- **Exercise brief**
Which lines hold the word "name"? Copy each of them.

* start Material *

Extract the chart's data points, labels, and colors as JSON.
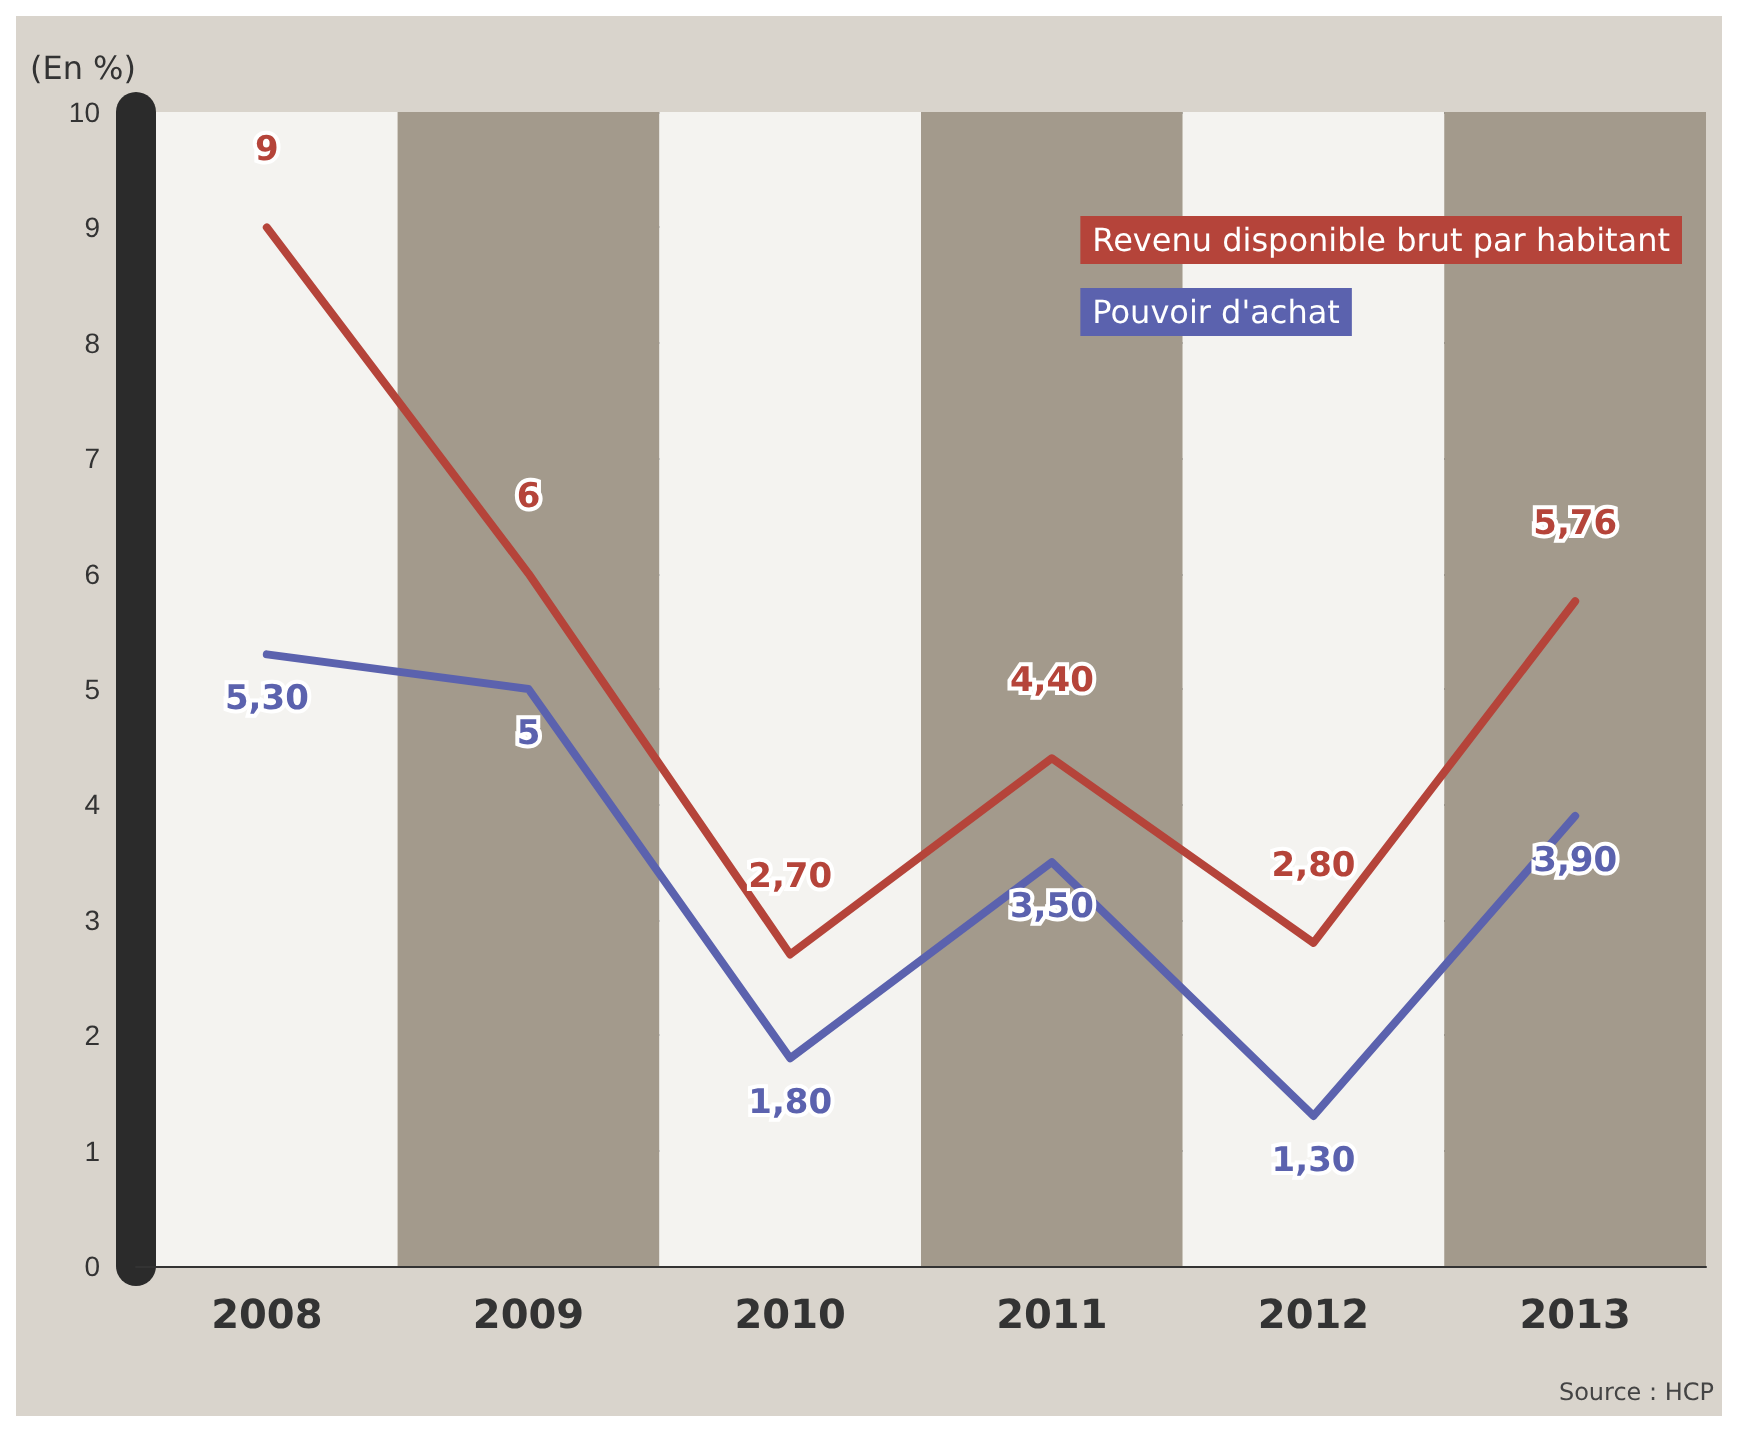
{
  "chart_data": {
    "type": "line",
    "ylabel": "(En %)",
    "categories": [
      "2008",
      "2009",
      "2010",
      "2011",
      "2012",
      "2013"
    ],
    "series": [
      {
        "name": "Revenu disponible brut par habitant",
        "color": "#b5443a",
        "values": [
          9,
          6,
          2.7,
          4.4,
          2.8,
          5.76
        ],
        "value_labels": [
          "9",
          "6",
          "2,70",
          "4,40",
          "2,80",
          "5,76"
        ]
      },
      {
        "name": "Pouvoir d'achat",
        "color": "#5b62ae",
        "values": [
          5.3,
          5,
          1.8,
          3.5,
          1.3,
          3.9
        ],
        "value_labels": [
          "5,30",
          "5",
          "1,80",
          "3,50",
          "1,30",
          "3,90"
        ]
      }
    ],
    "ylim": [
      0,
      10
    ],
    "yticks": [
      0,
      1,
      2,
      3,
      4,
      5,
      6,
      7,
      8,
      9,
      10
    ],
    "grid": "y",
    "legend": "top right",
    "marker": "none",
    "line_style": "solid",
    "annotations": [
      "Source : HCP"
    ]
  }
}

* end Material *

- **Task response**
        "name": "Revenu disponible brut par habitant",
        "name": "Pouvoir d'achat",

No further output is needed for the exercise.